SUPPLIED MATERIAL —
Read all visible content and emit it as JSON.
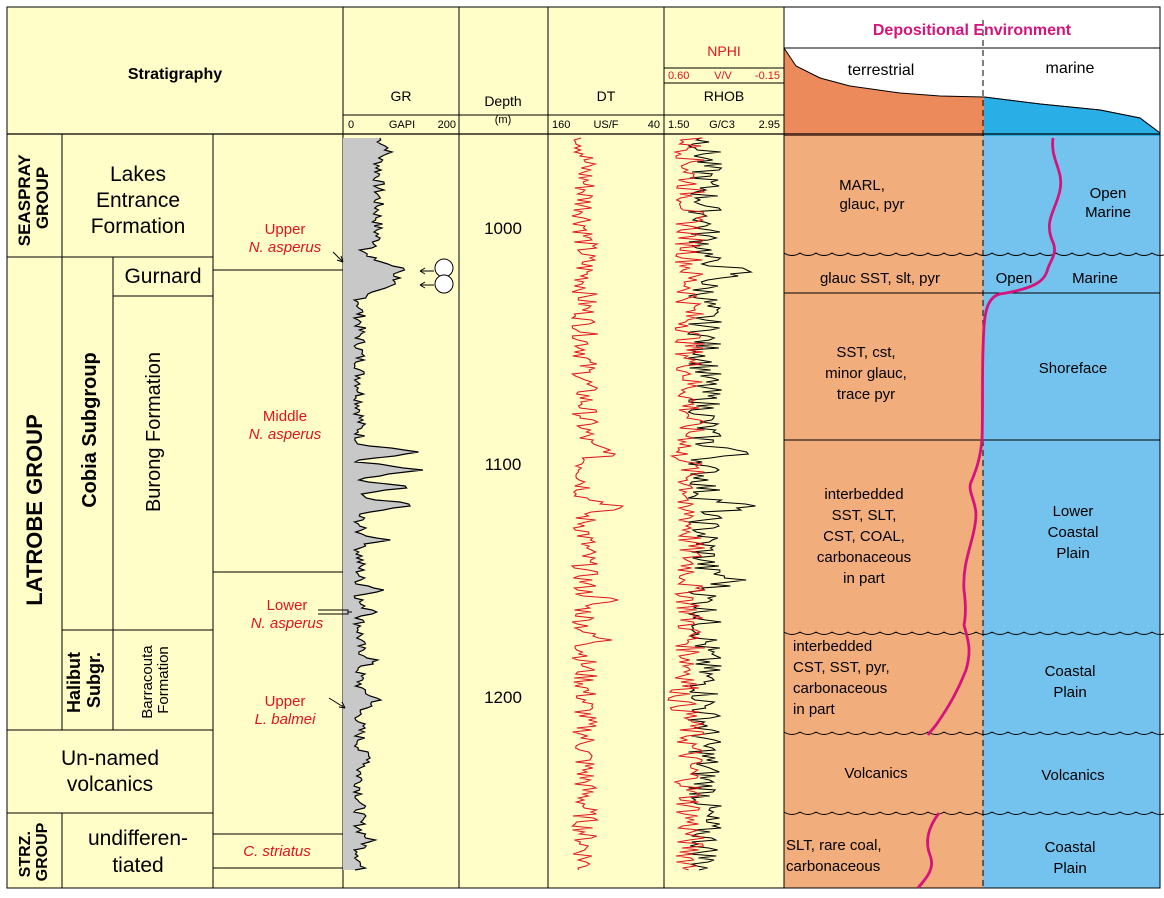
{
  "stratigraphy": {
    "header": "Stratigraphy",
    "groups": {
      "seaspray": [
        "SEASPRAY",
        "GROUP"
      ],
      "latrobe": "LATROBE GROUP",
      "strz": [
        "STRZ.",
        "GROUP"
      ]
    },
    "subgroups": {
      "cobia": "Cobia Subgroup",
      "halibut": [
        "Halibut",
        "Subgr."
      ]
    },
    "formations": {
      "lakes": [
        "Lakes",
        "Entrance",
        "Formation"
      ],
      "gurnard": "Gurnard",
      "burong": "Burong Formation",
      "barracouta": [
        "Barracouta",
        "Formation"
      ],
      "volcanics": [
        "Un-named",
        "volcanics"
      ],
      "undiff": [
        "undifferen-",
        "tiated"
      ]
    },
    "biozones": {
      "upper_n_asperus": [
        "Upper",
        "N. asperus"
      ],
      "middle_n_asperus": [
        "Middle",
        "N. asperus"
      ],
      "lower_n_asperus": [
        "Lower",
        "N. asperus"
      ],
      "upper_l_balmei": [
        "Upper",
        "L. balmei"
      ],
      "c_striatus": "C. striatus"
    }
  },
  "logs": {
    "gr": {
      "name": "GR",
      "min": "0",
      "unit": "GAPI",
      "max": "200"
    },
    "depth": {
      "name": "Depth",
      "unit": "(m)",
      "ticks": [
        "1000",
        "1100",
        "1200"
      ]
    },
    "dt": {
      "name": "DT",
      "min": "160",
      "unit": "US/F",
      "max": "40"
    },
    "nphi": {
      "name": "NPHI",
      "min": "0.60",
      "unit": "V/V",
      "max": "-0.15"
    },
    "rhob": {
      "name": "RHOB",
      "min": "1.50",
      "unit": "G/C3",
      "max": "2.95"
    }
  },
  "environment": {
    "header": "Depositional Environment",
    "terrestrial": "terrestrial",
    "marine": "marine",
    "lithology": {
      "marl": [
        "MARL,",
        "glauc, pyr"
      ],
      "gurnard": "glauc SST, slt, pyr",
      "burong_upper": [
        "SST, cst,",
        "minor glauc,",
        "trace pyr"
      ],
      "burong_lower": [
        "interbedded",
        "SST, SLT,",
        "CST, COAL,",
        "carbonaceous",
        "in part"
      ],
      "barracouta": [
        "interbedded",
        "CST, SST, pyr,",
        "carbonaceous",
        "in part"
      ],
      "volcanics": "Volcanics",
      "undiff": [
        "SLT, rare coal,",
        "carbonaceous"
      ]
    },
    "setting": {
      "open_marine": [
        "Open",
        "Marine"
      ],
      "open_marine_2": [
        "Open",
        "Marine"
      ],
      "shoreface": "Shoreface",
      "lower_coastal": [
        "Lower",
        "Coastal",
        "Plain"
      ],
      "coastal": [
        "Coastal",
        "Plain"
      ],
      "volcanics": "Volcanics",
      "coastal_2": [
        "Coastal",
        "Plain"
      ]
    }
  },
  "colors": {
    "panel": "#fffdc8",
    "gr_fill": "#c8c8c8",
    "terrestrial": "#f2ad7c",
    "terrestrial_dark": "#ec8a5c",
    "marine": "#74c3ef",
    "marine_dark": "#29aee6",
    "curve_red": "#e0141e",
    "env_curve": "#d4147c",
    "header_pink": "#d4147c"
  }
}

PROMPT — Give every line back word for word and leave the pictures out.

EXERCISE RESULT —
Read all visible content and emit it as JSON.
{
  "stratigraphy": {
    "header": "Stratigraphy",
    "groups": {
      "seaspray": [
        "SEASPRAY",
        "GROUP"
      ],
      "latrobe": "LATROBE GROUP",
      "strz": [
        "STRZ.",
        "GROUP"
      ]
    },
    "subgroups": {
      "cobia": "Cobia Subgroup",
      "halibut": [
        "Halibut",
        "Subgr."
      ]
    },
    "formations": {
      "lakes": [
        "Lakes",
        "Entrance",
        "Formation"
      ],
      "gurnard": "Gurnard",
      "burong": "Burong Formation",
      "barracouta": [
        "Barracouta",
        "Formation"
      ],
      "volcanics": [
        "Un-named",
        "volcanics"
      ],
      "undiff": [
        "undifferen-",
        "tiated"
      ]
    },
    "biozones": {
      "upper_n_asperus": [
        "Upper",
        "N. asperus"
      ],
      "middle_n_asperus": [
        "Middle",
        "N. asperus"
      ],
      "lower_n_asperus": [
        "Lower",
        "N. asperus"
      ],
      "upper_l_balmei": [
        "Upper",
        "L. balmei"
      ],
      "c_striatus": "C. striatus"
    }
  },
  "logs": {
    "gr": {
      "name": "GR",
      "min": "0",
      "unit": "GAPI",
      "max": "200"
    },
    "depth": {
      "name": "Depth",
      "unit": "(m)",
      "ticks": [
        "1000",
        "1100",
        "1200"
      ]
    },
    "dt": {
      "name": "DT",
      "min": "160",
      "unit": "US/F",
      "max": "40"
    },
    "nphi": {
      "name": "NPHI",
      "min": "0.60",
      "unit": "V/V",
      "max": "-0.15"
    },
    "rhob": {
      "name": "RHOB",
      "min": "1.50",
      "unit": "G/C3",
      "max": "2.95"
    }
  },
  "environment": {
    "header": "Depositional Environment",
    "terrestrial": "terrestrial",
    "marine": "marine",
    "lithology": {
      "marl": [
        "MARL,",
        "glauc, pyr"
      ],
      "gurnard": "glauc SST, slt, pyr",
      "burong_upper": [
        "SST, cst,",
        "minor glauc,",
        "trace pyr"
      ],
      "burong_lower": [
        "interbedded",
        "SST, SLT,",
        "CST, COAL,",
        "carbonaceous",
        "in part"
      ],
      "barracouta": [
        "interbedded",
        "CST, SST, pyr,",
        "carbonaceous",
        "in part"
      ],
      "volcanics": "Volcanics",
      "undiff": [
        "SLT, rare coal,",
        "carbonaceous"
      ]
    },
    "setting": {
      "open_marine": [
        "Open",
        "Marine"
      ],
      "open_marine_2": [
        "Open",
        "Marine"
      ],
      "shoreface": "Shoreface",
      "lower_coastal": [
        "Lower",
        "Coastal",
        "Plain"
      ],
      "coastal": [
        "Coastal",
        "Plain"
      ],
      "volcanics": "Volcanics",
      "coastal_2": [
        "Coastal",
        "Plain"
      ]
    }
  },
  "colors": {
    "panel": "#fffdc8",
    "gr_fill": "#c8c8c8",
    "terrestrial": "#f2ad7c",
    "terrestrial_dark": "#ec8a5c",
    "marine": "#74c3ef",
    "marine_dark": "#29aee6",
    "curve_red": "#e0141e",
    "env_curve": "#d4147c",
    "header_pink": "#d4147c"
  }
}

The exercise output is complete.